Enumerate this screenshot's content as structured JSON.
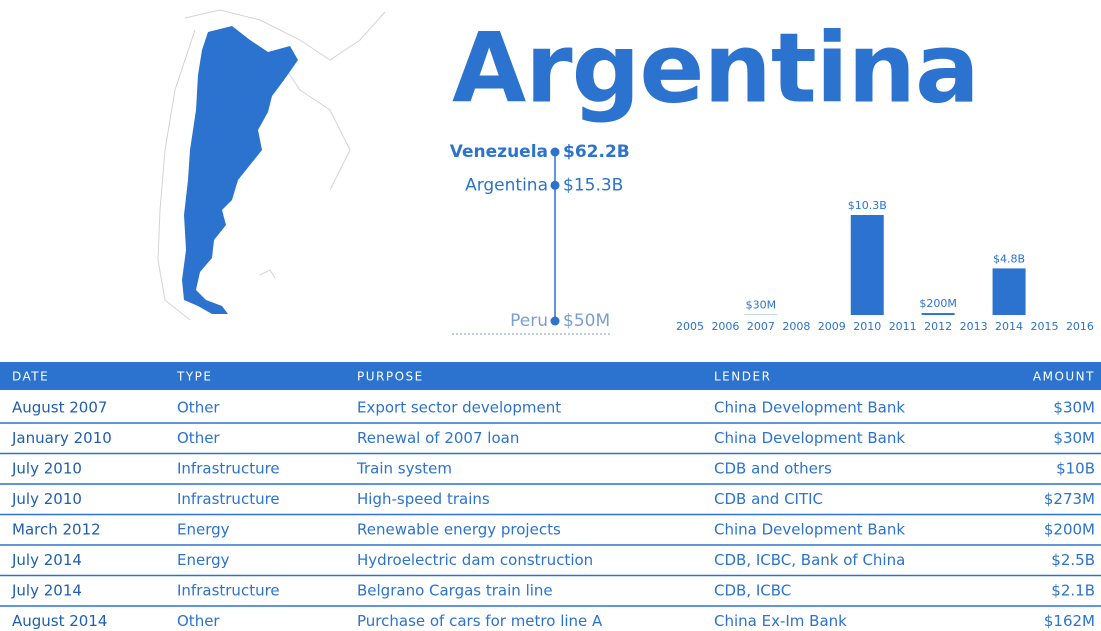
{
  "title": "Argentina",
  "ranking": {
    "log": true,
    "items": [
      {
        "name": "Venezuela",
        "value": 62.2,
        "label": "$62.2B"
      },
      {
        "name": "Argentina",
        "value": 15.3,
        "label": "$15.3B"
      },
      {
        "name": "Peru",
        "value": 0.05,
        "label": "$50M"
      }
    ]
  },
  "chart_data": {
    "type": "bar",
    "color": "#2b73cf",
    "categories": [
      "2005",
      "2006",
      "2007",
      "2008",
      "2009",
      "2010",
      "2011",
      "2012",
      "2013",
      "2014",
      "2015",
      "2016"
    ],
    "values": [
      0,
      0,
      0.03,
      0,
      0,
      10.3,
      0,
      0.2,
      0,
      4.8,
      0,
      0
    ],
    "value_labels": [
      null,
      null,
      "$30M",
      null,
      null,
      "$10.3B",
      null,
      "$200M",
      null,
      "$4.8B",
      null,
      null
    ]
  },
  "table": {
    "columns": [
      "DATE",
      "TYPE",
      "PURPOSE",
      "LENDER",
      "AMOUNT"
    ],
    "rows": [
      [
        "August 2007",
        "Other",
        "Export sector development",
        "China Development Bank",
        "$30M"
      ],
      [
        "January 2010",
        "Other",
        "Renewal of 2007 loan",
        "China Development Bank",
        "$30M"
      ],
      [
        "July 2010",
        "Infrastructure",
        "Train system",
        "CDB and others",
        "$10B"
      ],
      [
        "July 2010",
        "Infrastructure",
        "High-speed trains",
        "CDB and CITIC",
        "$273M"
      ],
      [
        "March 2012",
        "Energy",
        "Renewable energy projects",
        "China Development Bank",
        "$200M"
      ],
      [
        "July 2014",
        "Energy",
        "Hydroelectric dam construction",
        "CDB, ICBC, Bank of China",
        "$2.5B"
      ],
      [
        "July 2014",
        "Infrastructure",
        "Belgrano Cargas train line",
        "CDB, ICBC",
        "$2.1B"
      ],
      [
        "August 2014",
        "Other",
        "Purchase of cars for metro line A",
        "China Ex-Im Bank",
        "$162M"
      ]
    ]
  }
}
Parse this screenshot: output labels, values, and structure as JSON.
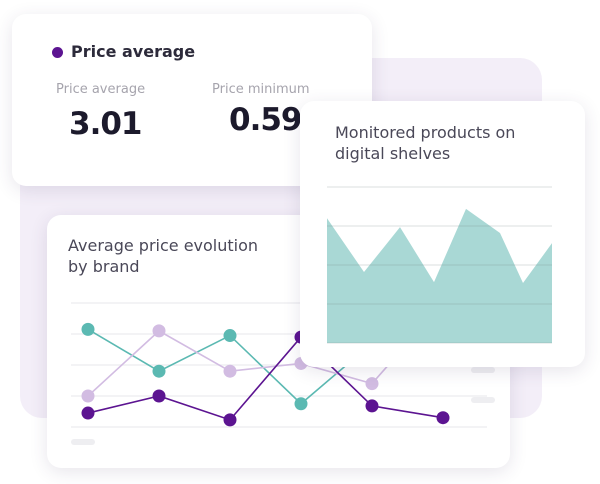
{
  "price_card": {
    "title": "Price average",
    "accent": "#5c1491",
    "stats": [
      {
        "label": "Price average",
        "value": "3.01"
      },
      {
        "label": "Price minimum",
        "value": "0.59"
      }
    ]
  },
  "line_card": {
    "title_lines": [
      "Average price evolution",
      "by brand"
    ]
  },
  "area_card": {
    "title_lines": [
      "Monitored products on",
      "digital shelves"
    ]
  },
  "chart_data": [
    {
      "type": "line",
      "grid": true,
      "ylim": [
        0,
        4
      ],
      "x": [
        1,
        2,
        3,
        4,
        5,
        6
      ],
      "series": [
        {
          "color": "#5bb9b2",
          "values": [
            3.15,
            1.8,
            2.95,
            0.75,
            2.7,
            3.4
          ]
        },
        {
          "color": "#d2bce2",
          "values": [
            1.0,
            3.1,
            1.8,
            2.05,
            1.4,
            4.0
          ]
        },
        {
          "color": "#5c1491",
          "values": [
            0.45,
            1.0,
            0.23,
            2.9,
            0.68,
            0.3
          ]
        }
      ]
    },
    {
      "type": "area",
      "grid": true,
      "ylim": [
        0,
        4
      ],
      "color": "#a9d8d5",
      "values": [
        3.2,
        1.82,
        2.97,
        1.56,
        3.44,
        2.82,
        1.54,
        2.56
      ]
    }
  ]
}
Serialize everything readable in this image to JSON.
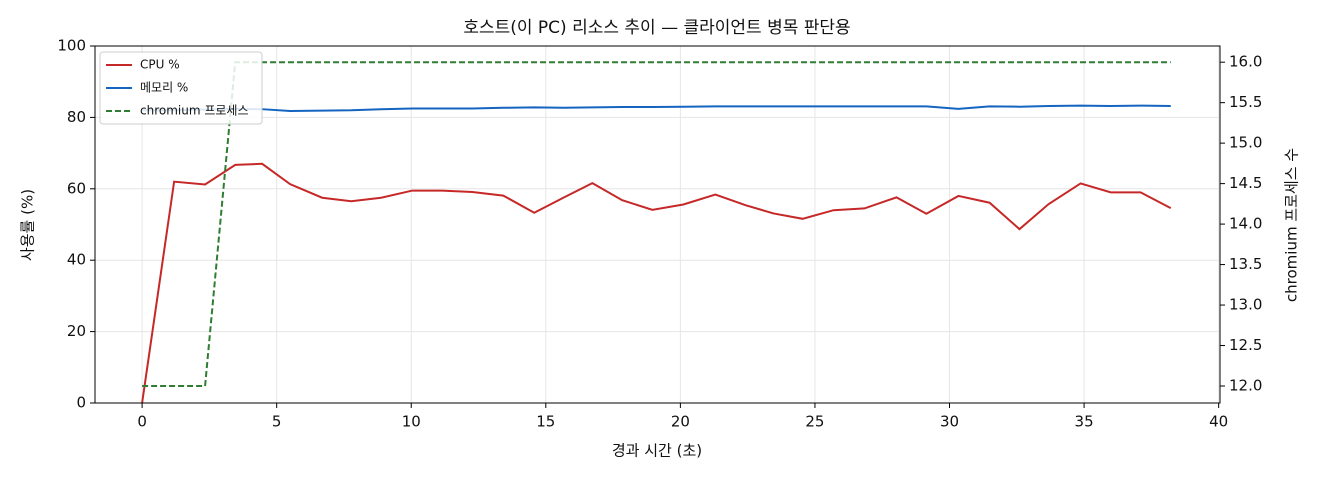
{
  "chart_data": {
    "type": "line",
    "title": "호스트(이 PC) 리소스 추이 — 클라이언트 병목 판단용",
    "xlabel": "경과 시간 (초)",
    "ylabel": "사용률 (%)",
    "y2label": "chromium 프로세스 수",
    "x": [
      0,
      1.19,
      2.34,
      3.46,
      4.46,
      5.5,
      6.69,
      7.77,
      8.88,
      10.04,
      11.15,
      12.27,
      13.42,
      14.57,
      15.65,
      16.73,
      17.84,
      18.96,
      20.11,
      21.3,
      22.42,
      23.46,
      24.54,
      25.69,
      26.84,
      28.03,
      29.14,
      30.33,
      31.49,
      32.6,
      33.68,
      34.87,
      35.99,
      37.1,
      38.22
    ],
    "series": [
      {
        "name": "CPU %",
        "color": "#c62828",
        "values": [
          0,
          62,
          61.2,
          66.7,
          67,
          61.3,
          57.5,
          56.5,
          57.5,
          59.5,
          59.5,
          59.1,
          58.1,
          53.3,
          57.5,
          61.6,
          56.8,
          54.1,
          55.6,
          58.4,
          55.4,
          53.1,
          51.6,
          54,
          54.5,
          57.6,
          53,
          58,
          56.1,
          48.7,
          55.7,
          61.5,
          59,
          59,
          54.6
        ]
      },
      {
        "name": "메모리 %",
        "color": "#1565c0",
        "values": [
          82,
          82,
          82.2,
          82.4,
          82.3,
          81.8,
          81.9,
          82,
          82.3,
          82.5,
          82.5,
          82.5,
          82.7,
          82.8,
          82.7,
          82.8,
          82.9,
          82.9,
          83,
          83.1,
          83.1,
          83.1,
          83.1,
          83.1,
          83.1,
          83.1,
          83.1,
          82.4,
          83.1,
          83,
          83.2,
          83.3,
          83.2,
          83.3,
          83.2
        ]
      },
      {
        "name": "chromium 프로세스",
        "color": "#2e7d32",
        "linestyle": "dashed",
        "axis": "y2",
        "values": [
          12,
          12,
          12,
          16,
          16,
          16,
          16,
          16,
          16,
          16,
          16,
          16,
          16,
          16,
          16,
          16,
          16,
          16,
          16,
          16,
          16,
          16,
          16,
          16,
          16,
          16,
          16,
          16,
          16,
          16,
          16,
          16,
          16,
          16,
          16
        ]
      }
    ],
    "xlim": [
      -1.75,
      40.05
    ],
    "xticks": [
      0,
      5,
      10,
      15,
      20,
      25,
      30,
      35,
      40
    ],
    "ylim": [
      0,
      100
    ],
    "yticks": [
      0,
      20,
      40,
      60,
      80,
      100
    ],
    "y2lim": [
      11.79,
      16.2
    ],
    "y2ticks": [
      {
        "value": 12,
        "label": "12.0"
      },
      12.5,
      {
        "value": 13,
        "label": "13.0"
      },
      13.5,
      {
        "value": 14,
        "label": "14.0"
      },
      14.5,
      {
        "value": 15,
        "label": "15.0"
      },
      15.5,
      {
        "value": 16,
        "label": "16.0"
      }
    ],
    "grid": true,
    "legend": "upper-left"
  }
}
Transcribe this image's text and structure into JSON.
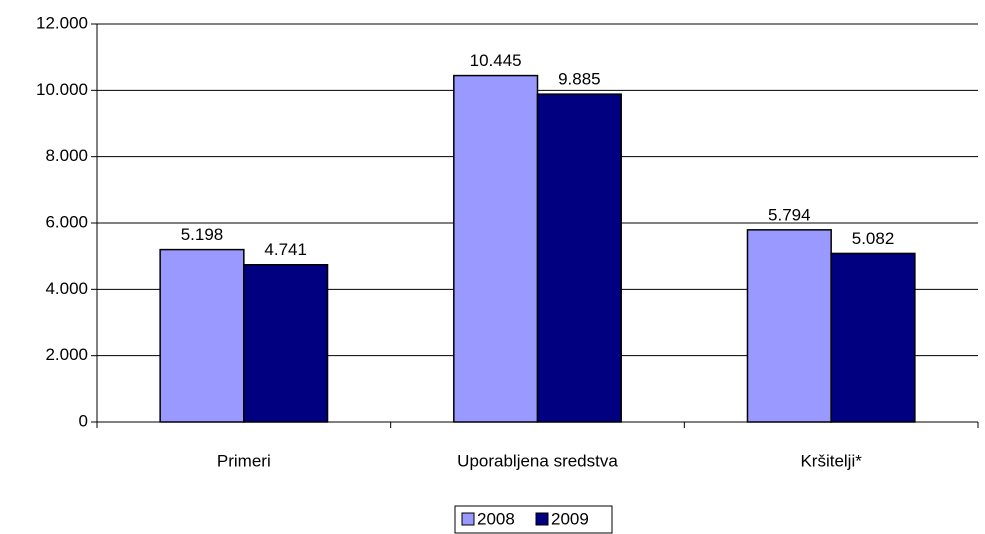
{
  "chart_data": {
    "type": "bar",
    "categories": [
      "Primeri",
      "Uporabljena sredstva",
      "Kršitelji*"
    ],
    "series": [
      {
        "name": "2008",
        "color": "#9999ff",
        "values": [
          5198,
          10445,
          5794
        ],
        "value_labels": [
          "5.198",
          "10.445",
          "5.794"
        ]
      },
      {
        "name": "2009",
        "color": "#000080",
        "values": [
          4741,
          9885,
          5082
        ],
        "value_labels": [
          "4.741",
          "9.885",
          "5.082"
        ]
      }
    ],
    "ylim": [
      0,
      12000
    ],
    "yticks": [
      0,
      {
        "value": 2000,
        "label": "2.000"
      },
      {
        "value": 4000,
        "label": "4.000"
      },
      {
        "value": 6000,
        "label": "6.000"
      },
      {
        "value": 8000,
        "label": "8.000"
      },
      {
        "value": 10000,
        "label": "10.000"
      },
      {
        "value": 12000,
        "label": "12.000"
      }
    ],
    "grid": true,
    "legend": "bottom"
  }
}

-----

■ THE PROBLEM: Make an exact copy of every entry above, minus the images.

■ RESPONSE BELOW:
Enumerate this screenshot's content as structured JSON.
{
  "title": "Argentina",
  "ranking": {
    "log": true,
    "items": [
      {
        "name": "Venezuela",
        "value": 62.2,
        "label": "$62.2B"
      },
      {
        "name": "Argentina",
        "value": 15.3,
        "label": "$15.3B"
      },
      {
        "name": "Peru",
        "value": 0.05,
        "label": "$50M"
      }
    ]
  },
  "chart_data": {
    "type": "bar",
    "color": "#2b73cf",
    "categories": [
      "2005",
      "2006",
      "2007",
      "2008",
      "2009",
      "2010",
      "2011",
      "2012",
      "2013",
      "2014",
      "2015",
      "2016"
    ],
    "values": [
      0,
      0,
      0.03,
      0,
      0,
      10.3,
      0,
      0.2,
      0,
      4.8,
      0,
      0
    ],
    "value_labels": [
      null,
      null,
      "$30M",
      null,
      null,
      "$10.3B",
      null,
      "$200M",
      null,
      "$4.8B",
      null,
      null
    ]
  },
  "table": {
    "columns": [
      "DATE",
      "TYPE",
      "PURPOSE",
      "LENDER",
      "AMOUNT"
    ],
    "rows": [
      [
        "August 2007",
        "Other",
        "Export sector development",
        "China Development Bank",
        "$30M"
      ],
      [
        "January 2010",
        "Other",
        "Renewal of 2007 loan",
        "China Development Bank",
        "$30M"
      ],
      [
        "July 2010",
        "Infrastructure",
        "Train system",
        "CDB and others",
        "$10B"
      ],
      [
        "July 2010",
        "Infrastructure",
        "High-speed trains",
        "CDB and CITIC",
        "$273M"
      ],
      [
        "March 2012",
        "Energy",
        "Renewable energy projects",
        "China Development Bank",
        "$200M"
      ],
      [
        "July 2014",
        "Energy",
        "Hydroelectric dam construction",
        "CDB, ICBC, Bank of China",
        "$2.5B"
      ],
      [
        "July 2014",
        "Infrastructure",
        "Belgrano Cargas train line",
        "CDB, ICBC",
        "$2.1B"
      ],
      [
        "August 2014",
        "Other",
        "Purchase of cars for metro line A",
        "China Ex-Im Bank",
        "$162M"
      ]
    ]
  }
}
Parse this screenshot: output labels, values, and structure as JSON.
{
  "price_card": {
    "title": "Price average",
    "accent": "#5c1491",
    "stats": [
      {
        "label": "Price average",
        "value": "3.01"
      },
      {
        "label": "Price minimum",
        "value": "0.59"
      }
    ]
  },
  "line_card": {
    "title_lines": [
      "Average price evolution",
      "by brand"
    ]
  },
  "area_card": {
    "title_lines": [
      "Monitored products on",
      "digital shelves"
    ]
  },
  "chart_data": [
    {
      "type": "line",
      "grid": true,
      "ylim": [
        0,
        4
      ],
      "x": [
        1,
        2,
        3,
        4,
        5,
        6
      ],
      "series": [
        {
          "color": "#5bb9b2",
          "values": [
            3.15,
            1.8,
            2.95,
            0.75,
            2.7,
            3.4
          ]
        },
        {
          "color": "#d2bce2",
          "values": [
            1.0,
            3.1,
            1.8,
            2.05,
            1.4,
            4.0
          ]
        },
        {
          "color": "#5c1491",
          "values": [
            0.45,
            1.0,
            0.23,
            2.9,
            0.68,
            0.3
          ]
        }
      ]
    },
    {
      "type": "area",
      "grid": true,
      "ylim": [
        0,
        4
      ],
      "color": "#a9d8d5",
      "values": [
        3.2,
        1.82,
        2.97,
        1.56,
        3.44,
        2.82,
        1.54,
        2.56
      ]
    }
  ]
}
Serialize everything readable in this image to JSON.
{
  "chart_data": {
    "type": "line",
    "title": "호스트(이 PC) 리소스 추이 — 클라이언트 병목 판단용",
    "xlabel": "경과 시간 (초)",
    "ylabel": "사용률 (%)",
    "y2label": "chromium 프로세스 수",
    "x": [
      0,
      1.19,
      2.34,
      3.46,
      4.46,
      5.5,
      6.69,
      7.77,
      8.88,
      10.04,
      11.15,
      12.27,
      13.42,
      14.57,
      15.65,
      16.73,
      17.84,
      18.96,
      20.11,
      21.3,
      22.42,
      23.46,
      24.54,
      25.69,
      26.84,
      28.03,
      29.14,
      30.33,
      31.49,
      32.6,
      33.68,
      34.87,
      35.99,
      37.1,
      38.22
    ],
    "series": [
      {
        "name": "CPU %",
        "color": "#c62828",
        "values": [
          0,
          62,
          61.2,
          66.7,
          67,
          61.3,
          57.5,
          56.5,
          57.5,
          59.5,
          59.5,
          59.1,
          58.1,
          53.3,
          57.5,
          61.6,
          56.8,
          54.1,
          55.6,
          58.4,
          55.4,
          53.1,
          51.6,
          54,
          54.5,
          57.6,
          53,
          58,
          56.1,
          48.7,
          55.7,
          61.5,
          59,
          59,
          54.6
        ]
      },
      {
        "name": "메모리 %",
        "color": "#1565c0",
        "values": [
          82,
          82,
          82.2,
          82.4,
          82.3,
          81.8,
          81.9,
          82,
          82.3,
          82.5,
          82.5,
          82.5,
          82.7,
          82.8,
          82.7,
          82.8,
          82.9,
          82.9,
          83,
          83.1,
          83.1,
          83.1,
          83.1,
          83.1,
          83.1,
          83.1,
          83.1,
          82.4,
          83.1,
          83,
          83.2,
          83.3,
          83.2,
          83.3,
          83.2
        ]
      },
      {
        "name": "chromium 프로세스",
        "color": "#2e7d32",
        "linestyle": "dashed",
        "axis": "y2",
        "values": [
          12,
          12,
          12,
          16,
          16,
          16,
          16,
          16,
          16,
          16,
          16,
          16,
          16,
          16,
          16,
          16,
          16,
          16,
          16,
          16,
          16,
          16,
          16,
          16,
          16,
          16,
          16,
          16,
          16,
          16,
          16,
          16,
          16,
          16,
          16
        ]
      }
    ],
    "xlim": [
      -1.75,
      40.05
    ],
    "xticks": [
      0,
      5,
      10,
      15,
      20,
      25,
      30,
      35,
      40
    ],
    "ylim": [
      0,
      100
    ],
    "yticks": [
      0,
      20,
      40,
      60,
      80,
      100
    ],
    "y2lim": [
      11.79,
      16.2
    ],
    "y2ticks": [
      {
        "value": 12,
        "label": "12.0"
      },
      12.5,
      {
        "value": 13,
        "label": "13.0"
      },
      13.5,
      {
        "value": 14,
        "label": "14.0"
      },
      14.5,
      {
        "value": 15,
        "label": "15.0"
      },
      15.5,
      {
        "value": 16,
        "label": "16.0"
      }
    ],
    "grid": true,
    "legend": "upper-left"
  }
}
Transcribe this image's text and structure into JSON.
{
  "chart_data": {
    "type": "bar",
    "categories": [
      "Primeri",
      "Uporabljena sredstva",
      "Kršitelji*"
    ],
    "series": [
      {
        "name": "2008",
        "color": "#9999ff",
        "values": [
          5198,
          10445,
          5794
        ],
        "value_labels": [
          "5.198",
          "10.445",
          "5.794"
        ]
      },
      {
        "name": "2009",
        "color": "#000080",
        "values": [
          4741,
          9885,
          5082
        ],
        "value_labels": [
          "4.741",
          "9.885",
          "5.082"
        ]
      }
    ],
    "ylim": [
      0,
      12000
    ],
    "yticks": [
      0,
      {
        "value": 2000,
        "label": "2.000"
      },
      {
        "value": 4000,
        "label": "4.000"
      },
      {
        "value": 6000,
        "label": "6.000"
      },
      {
        "value": 8000,
        "label": "8.000"
      },
      {
        "value": 10000,
        "label": "10.000"
      },
      {
        "value": 12000,
        "label": "12.000"
      }
    ],
    "grid": true,
    "legend": "bottom"
  }
}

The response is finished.